══ RECORDED INFORMATION

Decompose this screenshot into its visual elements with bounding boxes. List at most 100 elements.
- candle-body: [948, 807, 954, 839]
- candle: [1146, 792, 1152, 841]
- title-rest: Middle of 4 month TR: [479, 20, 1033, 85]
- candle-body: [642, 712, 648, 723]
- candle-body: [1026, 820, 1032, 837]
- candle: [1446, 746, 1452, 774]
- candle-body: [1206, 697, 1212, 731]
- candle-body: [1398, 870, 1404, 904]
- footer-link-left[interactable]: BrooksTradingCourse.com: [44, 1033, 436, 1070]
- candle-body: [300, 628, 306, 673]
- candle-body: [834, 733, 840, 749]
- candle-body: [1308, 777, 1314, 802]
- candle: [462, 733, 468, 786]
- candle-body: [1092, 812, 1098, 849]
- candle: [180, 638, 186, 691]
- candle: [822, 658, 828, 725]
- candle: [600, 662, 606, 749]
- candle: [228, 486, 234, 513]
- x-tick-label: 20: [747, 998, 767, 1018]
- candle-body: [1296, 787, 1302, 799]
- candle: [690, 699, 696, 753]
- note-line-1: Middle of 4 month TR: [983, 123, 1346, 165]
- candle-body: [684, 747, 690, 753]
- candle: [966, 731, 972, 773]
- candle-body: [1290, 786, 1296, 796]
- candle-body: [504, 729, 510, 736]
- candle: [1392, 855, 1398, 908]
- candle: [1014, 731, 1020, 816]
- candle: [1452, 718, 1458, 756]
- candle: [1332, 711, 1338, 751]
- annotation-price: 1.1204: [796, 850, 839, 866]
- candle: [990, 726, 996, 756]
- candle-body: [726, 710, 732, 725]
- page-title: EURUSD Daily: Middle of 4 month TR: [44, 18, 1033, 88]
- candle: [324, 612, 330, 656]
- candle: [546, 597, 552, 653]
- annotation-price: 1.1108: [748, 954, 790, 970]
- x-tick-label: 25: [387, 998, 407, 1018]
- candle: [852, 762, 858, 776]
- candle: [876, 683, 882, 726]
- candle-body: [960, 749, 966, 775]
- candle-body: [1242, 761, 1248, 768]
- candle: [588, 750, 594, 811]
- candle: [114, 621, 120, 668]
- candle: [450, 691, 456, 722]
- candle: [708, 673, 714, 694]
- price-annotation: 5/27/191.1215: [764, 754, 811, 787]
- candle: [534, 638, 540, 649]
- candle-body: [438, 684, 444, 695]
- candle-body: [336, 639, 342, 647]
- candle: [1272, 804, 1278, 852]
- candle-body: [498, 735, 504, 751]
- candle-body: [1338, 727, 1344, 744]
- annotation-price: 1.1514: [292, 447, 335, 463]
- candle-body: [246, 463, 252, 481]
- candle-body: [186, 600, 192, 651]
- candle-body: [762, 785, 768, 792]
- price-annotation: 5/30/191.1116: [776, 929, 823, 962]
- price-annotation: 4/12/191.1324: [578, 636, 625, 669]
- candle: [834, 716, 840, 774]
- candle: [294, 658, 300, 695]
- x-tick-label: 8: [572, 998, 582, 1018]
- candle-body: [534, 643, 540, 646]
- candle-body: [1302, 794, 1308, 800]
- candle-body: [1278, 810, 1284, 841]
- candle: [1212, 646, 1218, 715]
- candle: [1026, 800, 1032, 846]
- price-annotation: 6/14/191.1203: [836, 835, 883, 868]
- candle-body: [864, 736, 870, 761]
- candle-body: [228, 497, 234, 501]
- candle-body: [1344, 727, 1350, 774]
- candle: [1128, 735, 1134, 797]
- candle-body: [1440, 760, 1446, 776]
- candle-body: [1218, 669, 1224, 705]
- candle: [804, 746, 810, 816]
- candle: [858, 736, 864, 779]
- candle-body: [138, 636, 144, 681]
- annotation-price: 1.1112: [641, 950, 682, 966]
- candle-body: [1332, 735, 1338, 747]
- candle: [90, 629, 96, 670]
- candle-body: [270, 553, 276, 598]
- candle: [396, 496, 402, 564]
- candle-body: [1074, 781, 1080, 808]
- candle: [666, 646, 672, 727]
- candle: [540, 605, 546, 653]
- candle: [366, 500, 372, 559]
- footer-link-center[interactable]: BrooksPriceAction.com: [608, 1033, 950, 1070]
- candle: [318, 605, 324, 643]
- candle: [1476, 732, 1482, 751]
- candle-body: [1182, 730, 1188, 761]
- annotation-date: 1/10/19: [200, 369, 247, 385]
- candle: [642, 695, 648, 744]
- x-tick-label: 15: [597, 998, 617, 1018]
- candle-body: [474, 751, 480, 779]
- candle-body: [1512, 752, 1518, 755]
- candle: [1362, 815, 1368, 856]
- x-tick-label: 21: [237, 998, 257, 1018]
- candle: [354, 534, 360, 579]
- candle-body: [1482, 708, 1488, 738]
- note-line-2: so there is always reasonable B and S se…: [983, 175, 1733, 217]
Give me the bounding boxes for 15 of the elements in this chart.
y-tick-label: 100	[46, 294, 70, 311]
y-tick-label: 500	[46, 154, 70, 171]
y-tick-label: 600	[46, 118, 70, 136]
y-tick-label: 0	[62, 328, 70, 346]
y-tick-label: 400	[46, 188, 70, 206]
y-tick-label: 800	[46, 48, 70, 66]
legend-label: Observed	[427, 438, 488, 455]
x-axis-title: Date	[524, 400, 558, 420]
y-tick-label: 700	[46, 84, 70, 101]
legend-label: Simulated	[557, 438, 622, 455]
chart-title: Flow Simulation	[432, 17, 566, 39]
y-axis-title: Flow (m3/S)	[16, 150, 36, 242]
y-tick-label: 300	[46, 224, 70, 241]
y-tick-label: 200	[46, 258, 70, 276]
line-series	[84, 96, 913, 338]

════

WORK INSTRUCTIONS » Copy the rows from the very first line through the line containing "- candle-body: [684, 747, 690, 753]", swapping "x-tick-label" for "x-axis-label" and keeping everything else the same.

SOLUTION BELOW »
Decompose this screenshot into its visual elements with bounding boxes. List at most 100 elements.
- candle-body: [948, 807, 954, 839]
- candle: [1146, 792, 1152, 841]
- title-rest: Middle of 4 month TR: [479, 20, 1033, 85]
- candle-body: [642, 712, 648, 723]
- candle-body: [1026, 820, 1032, 837]
- candle: [1446, 746, 1452, 774]
- candle-body: [1206, 697, 1212, 731]
- candle-body: [1398, 870, 1404, 904]
- footer-link-left[interactable]: BrooksTradingCourse.com: [44, 1033, 436, 1070]
- candle-body: [300, 628, 306, 673]
- candle-body: [834, 733, 840, 749]
- candle-body: [1308, 777, 1314, 802]
- candle: [462, 733, 468, 786]
- candle-body: [1092, 812, 1098, 849]
- candle: [180, 638, 186, 691]
- candle: [822, 658, 828, 725]
- candle: [600, 662, 606, 749]
- candle: [228, 486, 234, 513]
- x-axis-label: 20: [747, 998, 767, 1018]
- candle-body: [1296, 787, 1302, 799]
- candle: [690, 699, 696, 753]
- note-line-1: Middle of 4 month TR: [983, 123, 1346, 165]
- candle-body: [684, 747, 690, 753]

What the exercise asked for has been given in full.